TASK REQUIREMENTS: Leaving out the pictures, transcribe all of the records faithfully.
====== INFORMATION GIVEN ======
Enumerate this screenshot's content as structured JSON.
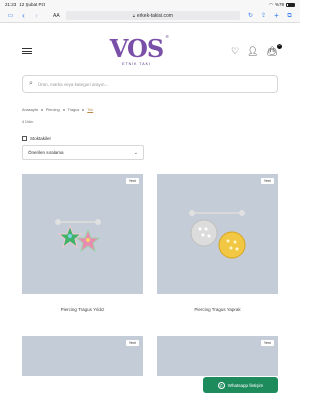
{
  "status": {
    "time": "21:23",
    "date": "12 Şubat Pzt",
    "battery": "%79"
  },
  "browser": {
    "aa_label": "AA",
    "url": "erkek-takisi.com",
    "icons": [
      "sidebar-icon",
      "back-icon",
      "forward-icon",
      "lock-icon",
      "reload-icon",
      "share-icon",
      "new-tab-icon",
      "tabs-icon"
    ]
  },
  "header": {
    "logo_text": "VOS",
    "logo_registered": "®",
    "logo_subtitle": "ETNİK TAKI",
    "cart_count": "0",
    "brand_color": "#4a2a7a"
  },
  "search": {
    "placeholder": "Ürün, marka veya kategori arayın..."
  },
  "breadcrumb": {
    "items": [
      "Anasayfa",
      "Piercing",
      "Tragus",
      "Tek"
    ]
  },
  "result_count": "4 Ürün",
  "filter": {
    "label": "Stoktakiler"
  },
  "sort": {
    "selected": "Önerilen sıralama"
  },
  "products": [
    {
      "name": "Piercing Tragus Yıldız",
      "badge": "Yeni"
    },
    {
      "name": "Piercing Tragus Yaprak",
      "badge": "Yeni"
    },
    {
      "name": "",
      "badge": "Yeni"
    },
    {
      "name": "",
      "badge": "Yeni"
    }
  ],
  "whatsapp": {
    "label": "Whatsapp İletişim",
    "color": "#1d8b5c"
  }
}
======
ANSWER TO THIS EXERCISE:
Enumerate this screenshot's content as structured JSON.
{
  "status": {
    "time": "21:23",
    "date": "12 Şubat Pzt",
    "battery": "%79"
  },
  "browser": {
    "aa_label": "AA",
    "url": "erkek-takisi.com",
    "icons": [
      "sidebar-icon",
      "back-icon",
      "forward-icon",
      "lock-icon",
      "reload-icon",
      "share-icon",
      "new-tab-icon",
      "tabs-icon"
    ]
  },
  "header": {
    "logo_text": "VOS",
    "logo_registered": "®",
    "logo_subtitle": "ETNİK TAKI",
    "cart_count": "0",
    "brand_color": "#4a2a7a"
  },
  "search": {
    "placeholder": "Ürün, marka veya kategori arayın..."
  },
  "breadcrumb": {
    "items": [
      "Anasayfa",
      "Piercing",
      "Tragus",
      "Tek"
    ]
  },
  "result_count": "4 Ürün",
  "filter": {
    "label": "Stoktakiler"
  },
  "sort": {
    "selected": "Önerilen sıralama"
  },
  "products": [
    {
      "name": "Piercing Tragus Yıldız",
      "badge": "Yeni"
    },
    {
      "name": "Piercing Tragus Yaprak",
      "badge": "Yeni"
    },
    {
      "name": "",
      "badge": "Yeni"
    },
    {
      "name": "",
      "badge": "Yeni"
    }
  ],
  "whatsapp": {
    "label": "Whatsapp İletişim",
    "color": "#1d8b5c"
  }
}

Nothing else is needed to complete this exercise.